Exercise
What follows is a set of entries. Repeat them exactly, but not their pictures.
>> start Records shown
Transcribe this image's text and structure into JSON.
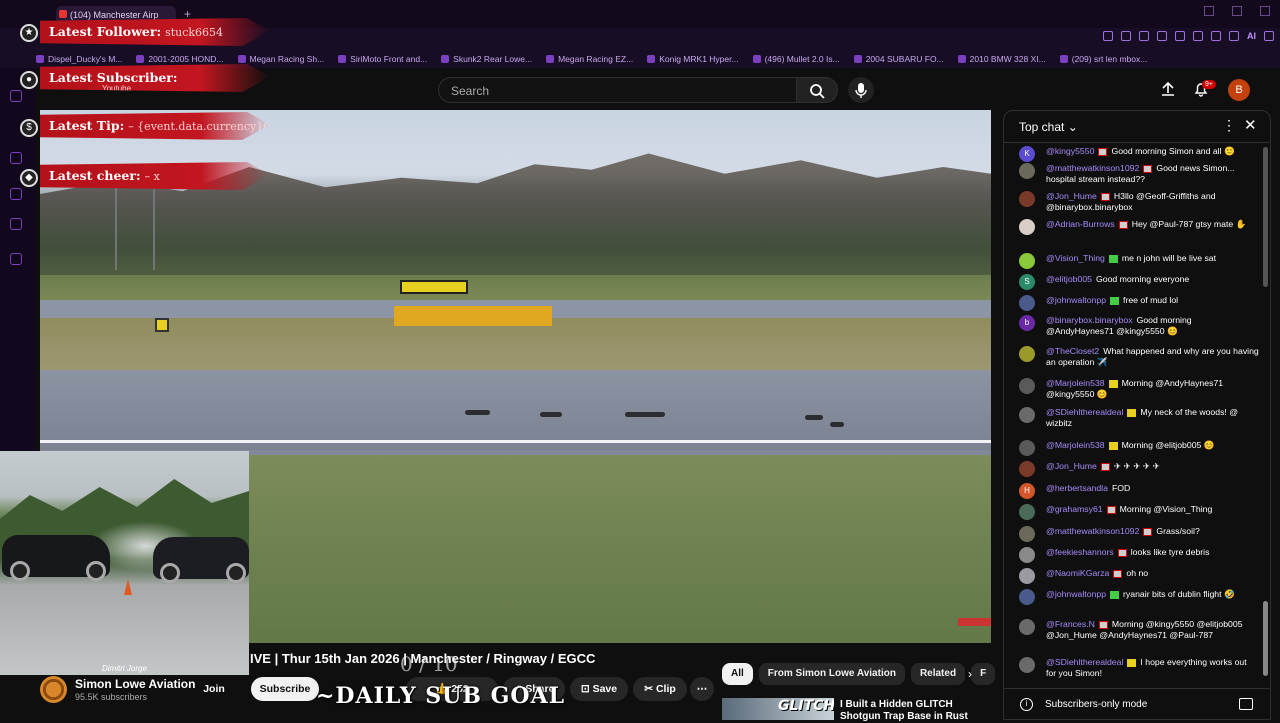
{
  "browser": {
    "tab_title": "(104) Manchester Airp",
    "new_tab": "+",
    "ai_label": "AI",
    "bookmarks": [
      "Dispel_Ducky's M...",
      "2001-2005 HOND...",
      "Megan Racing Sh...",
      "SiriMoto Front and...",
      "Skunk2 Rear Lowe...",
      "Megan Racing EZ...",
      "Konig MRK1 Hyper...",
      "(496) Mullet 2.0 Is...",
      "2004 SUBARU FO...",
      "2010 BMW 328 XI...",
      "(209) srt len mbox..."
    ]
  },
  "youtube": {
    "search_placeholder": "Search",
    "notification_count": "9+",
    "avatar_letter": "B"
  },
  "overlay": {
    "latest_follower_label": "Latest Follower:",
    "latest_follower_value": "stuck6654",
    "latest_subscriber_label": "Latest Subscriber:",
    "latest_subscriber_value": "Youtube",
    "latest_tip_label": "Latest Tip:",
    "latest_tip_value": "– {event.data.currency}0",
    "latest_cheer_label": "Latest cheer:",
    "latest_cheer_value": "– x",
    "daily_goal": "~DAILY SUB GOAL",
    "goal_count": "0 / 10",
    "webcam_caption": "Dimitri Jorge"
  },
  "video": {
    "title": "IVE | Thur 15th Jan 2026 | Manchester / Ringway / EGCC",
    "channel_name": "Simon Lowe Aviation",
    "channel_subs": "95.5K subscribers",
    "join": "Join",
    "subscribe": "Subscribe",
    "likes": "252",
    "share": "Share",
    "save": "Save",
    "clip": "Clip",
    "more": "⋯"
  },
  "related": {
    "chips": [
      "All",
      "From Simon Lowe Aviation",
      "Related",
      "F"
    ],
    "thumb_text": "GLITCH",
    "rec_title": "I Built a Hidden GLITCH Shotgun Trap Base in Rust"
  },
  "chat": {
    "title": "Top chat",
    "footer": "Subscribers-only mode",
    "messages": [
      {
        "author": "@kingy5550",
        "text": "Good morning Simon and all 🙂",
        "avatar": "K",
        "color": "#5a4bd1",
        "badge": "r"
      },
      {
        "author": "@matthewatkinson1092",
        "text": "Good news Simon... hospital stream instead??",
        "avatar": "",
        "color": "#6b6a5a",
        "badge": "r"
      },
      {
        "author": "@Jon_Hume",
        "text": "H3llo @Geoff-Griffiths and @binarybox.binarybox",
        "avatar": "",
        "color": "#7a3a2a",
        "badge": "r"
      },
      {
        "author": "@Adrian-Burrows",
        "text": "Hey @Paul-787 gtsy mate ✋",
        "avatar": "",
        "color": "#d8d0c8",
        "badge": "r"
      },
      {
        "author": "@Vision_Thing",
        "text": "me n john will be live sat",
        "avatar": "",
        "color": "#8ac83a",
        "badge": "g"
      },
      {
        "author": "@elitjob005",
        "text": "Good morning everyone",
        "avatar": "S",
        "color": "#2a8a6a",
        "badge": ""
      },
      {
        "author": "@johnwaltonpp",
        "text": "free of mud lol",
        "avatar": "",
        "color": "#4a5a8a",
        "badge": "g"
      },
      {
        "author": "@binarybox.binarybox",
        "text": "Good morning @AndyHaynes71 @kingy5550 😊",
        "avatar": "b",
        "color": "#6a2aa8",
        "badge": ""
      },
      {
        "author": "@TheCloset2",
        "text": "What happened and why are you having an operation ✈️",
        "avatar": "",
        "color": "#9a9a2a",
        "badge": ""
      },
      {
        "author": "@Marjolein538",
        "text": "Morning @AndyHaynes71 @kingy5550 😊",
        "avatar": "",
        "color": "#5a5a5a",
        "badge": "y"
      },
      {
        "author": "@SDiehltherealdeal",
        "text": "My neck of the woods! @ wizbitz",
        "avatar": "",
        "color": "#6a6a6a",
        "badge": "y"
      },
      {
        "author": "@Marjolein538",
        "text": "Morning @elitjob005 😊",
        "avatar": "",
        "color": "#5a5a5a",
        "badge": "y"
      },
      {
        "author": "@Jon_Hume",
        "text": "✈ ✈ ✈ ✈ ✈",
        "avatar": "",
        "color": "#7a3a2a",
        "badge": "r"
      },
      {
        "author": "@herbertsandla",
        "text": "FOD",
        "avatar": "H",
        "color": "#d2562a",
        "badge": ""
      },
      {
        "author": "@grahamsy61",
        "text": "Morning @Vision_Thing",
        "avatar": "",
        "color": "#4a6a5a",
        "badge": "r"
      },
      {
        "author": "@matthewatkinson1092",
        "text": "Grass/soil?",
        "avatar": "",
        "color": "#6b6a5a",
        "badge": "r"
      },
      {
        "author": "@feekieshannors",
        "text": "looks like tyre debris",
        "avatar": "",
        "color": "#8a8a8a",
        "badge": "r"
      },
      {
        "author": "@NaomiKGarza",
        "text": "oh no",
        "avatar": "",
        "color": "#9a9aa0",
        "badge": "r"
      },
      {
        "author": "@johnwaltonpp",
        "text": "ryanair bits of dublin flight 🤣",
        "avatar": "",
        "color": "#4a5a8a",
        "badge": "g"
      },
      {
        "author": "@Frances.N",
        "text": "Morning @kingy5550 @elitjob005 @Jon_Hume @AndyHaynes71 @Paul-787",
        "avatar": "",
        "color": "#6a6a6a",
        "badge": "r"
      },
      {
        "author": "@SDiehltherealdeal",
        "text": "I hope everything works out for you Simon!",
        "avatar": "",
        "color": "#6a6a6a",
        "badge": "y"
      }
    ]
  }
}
>> end Records shown
Task solution
Transcribe this image's text and structure into JSON.
{
  "browser": {
    "tab_title": "(104) Manchester Airp",
    "new_tab": "+",
    "ai_label": "AI",
    "bookmarks": [
      "Dispel_Ducky's M...",
      "2001-2005 HOND...",
      "Megan Racing Sh...",
      "SiriMoto Front and...",
      "Skunk2 Rear Lowe...",
      "Megan Racing EZ...",
      "Konig MRK1 Hyper...",
      "(496) Mullet 2.0 Is...",
      "2004 SUBARU FO...",
      "2010 BMW 328 XI...",
      "(209) srt len mbox..."
    ]
  },
  "youtube": {
    "search_placeholder": "Search",
    "notification_count": "9+",
    "avatar_letter": "B"
  },
  "overlay": {
    "latest_follower_label": "Latest Follower:",
    "latest_follower_value": "stuck6654",
    "latest_subscriber_label": "Latest Subscriber:",
    "latest_subscriber_value": "Youtube",
    "latest_tip_label": "Latest Tip:",
    "latest_tip_value": "– {event.data.currency}0",
    "latest_cheer_label": "Latest cheer:",
    "latest_cheer_value": "– x",
    "daily_goal": "~DAILY SUB GOAL",
    "goal_count": "0 / 10",
    "webcam_caption": "Dimitri Jorge"
  },
  "video": {
    "title": "IVE | Thur 15th Jan 2026 | Manchester / Ringway / EGCC",
    "channel_name": "Simon Lowe Aviation",
    "channel_subs": "95.5K subscribers",
    "join": "Join",
    "subscribe": "Subscribe",
    "likes": "252",
    "share": "Share",
    "save": "Save",
    "clip": "Clip",
    "more": "⋯"
  },
  "related": {
    "chips": [
      "All",
      "From Simon Lowe Aviation",
      "Related",
      "F"
    ],
    "thumb_text": "GLITCH",
    "rec_title": "I Built a Hidden GLITCH Shotgun Trap Base in Rust"
  },
  "chat": {
    "title": "Top chat",
    "footer": "Subscribers-only mode",
    "messages": [
      {
        "author": "@kingy5550",
        "text": "Good morning Simon and all 🙂",
        "avatar": "K",
        "color": "#5a4bd1",
        "badge": "r"
      },
      {
        "author": "@matthewatkinson1092",
        "text": "Good news Simon... hospital stream instead??",
        "avatar": "",
        "color": "#6b6a5a",
        "badge": "r"
      },
      {
        "author": "@Jon_Hume",
        "text": "H3llo @Geoff-Griffiths and @binarybox.binarybox",
        "avatar": "",
        "color": "#7a3a2a",
        "badge": "r"
      },
      {
        "author": "@Adrian-Burrows",
        "text": "Hey @Paul-787 gtsy mate ✋",
        "avatar": "",
        "color": "#d8d0c8",
        "badge": "r"
      },
      {
        "author": "@Vision_Thing",
        "text": "me n john will be live sat",
        "avatar": "",
        "color": "#8ac83a",
        "badge": "g"
      },
      {
        "author": "@elitjob005",
        "text": "Good morning everyone",
        "avatar": "S",
        "color": "#2a8a6a",
        "badge": ""
      },
      {
        "author": "@johnwaltonpp",
        "text": "free of mud lol",
        "avatar": "",
        "color": "#4a5a8a",
        "badge": "g"
      },
      {
        "author": "@binarybox.binarybox",
        "text": "Good morning @AndyHaynes71 @kingy5550 😊",
        "avatar": "b",
        "color": "#6a2aa8",
        "badge": ""
      },
      {
        "author": "@TheCloset2",
        "text": "What happened and why are you having an operation ✈️",
        "avatar": "",
        "color": "#9a9a2a",
        "badge": ""
      },
      {
        "author": "@Marjolein538",
        "text": "Morning @AndyHaynes71 @kingy5550 😊",
        "avatar": "",
        "color": "#5a5a5a",
        "badge": "y"
      },
      {
        "author": "@SDiehltherealdeal",
        "text": "My neck of the woods! @ wizbitz",
        "avatar": "",
        "color": "#6a6a6a",
        "badge": "y"
      },
      {
        "author": "@Marjolein538",
        "text": "Morning @elitjob005 😊",
        "avatar": "",
        "color": "#5a5a5a",
        "badge": "y"
      },
      {
        "author": "@Jon_Hume",
        "text": "✈ ✈ ✈ ✈ ✈",
        "avatar": "",
        "color": "#7a3a2a",
        "badge": "r"
      },
      {
        "author": "@herbertsandla",
        "text": "FOD",
        "avatar": "H",
        "color": "#d2562a",
        "badge": ""
      },
      {
        "author": "@grahamsy61",
        "text": "Morning @Vision_Thing",
        "avatar": "",
        "color": "#4a6a5a",
        "badge": "r"
      },
      {
        "author": "@matthewatkinson1092",
        "text": "Grass/soil?",
        "avatar": "",
        "color": "#6b6a5a",
        "badge": "r"
      },
      {
        "author": "@feekieshannors",
        "text": "looks like tyre debris",
        "avatar": "",
        "color": "#8a8a8a",
        "badge": "r"
      },
      {
        "author": "@NaomiKGarza",
        "text": "oh no",
        "avatar": "",
        "color": "#9a9aa0",
        "badge": "r"
      },
      {
        "author": "@johnwaltonpp",
        "text": "ryanair bits of dublin flight 🤣",
        "avatar": "",
        "color": "#4a5a8a",
        "badge": "g"
      },
      {
        "author": "@Frances.N",
        "text": "Morning @kingy5550 @elitjob005 @Jon_Hume @AndyHaynes71 @Paul-787",
        "avatar": "",
        "color": "#6a6a6a",
        "badge": "r"
      },
      {
        "author": "@SDiehltherealdeal",
        "text": "I hope everything works out for you Simon!",
        "avatar": "",
        "color": "#6a6a6a",
        "badge": "y"
      }
    ]
  }
}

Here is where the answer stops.